▶ _Requirements_: Output each entry exactly; skip nothing.
___ Provided data ___
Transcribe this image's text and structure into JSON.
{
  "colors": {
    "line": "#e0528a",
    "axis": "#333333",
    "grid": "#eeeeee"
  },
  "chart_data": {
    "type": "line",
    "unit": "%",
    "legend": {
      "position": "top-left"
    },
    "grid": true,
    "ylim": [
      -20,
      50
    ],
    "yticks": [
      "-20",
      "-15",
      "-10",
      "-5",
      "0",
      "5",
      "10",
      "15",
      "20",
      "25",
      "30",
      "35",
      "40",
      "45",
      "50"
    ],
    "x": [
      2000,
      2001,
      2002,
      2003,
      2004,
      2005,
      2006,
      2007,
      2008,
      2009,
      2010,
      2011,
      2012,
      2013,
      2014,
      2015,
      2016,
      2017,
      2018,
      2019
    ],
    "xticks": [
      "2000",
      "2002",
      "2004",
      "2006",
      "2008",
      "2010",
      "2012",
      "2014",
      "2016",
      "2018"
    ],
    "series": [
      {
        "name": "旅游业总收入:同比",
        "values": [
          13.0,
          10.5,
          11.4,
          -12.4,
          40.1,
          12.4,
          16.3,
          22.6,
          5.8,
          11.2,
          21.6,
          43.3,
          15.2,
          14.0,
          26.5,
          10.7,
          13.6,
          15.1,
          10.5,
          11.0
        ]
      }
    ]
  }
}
___
▶ _Task response_:
Transcribe this image's text and structure into JSON.
{
  "colors": {
    "line": "#e0528a",
    "axis": "#333333",
    "grid": "#eeeeee"
  },
  "chart_data": {
    "type": "line",
    "unit": "%",
    "legend": {
      "position": "top-left"
    },
    "grid": true,
    "ylim": [
      -20,
      50
    ],
    "yticks": [
      "-20",
      "-15",
      "-10",
      "-5",
      "0",
      "5",
      "10",
      "15",
      "20",
      "25",
      "30",
      "35",
      "40",
      "45",
      "50"
    ],
    "x": [
      2000,
      2001,
      2002,
      2003,
      2004,
      2005,
      2006,
      2007,
      2008,
      2009,
      2010,
      2011,
      2012,
      2013,
      2014,
      2015,
      2016,
      2017,
      2018,
      2019
    ],
    "xticks": [
      "2000",
      "2002",
      "2004",
      "2006",
      "2008",
      "2010",
      "2012",
      "2014",
      "2016",
      "2018"
    ],
    "series": [
      {
        "name": "旅游业总收入:同比",
        "values": [
          13.0,
          10.5,
          11.4,
          -12.4,
          40.1,
          12.4,
          16.3,
          22.6,
          5.8,
          11.2,
          21.6,
          43.3,
          15.2,
          14.0,
          26.5,
          10.7,
          13.6,
          15.1,
          10.5,
          11.0
        ]
      }
    ]
  }
}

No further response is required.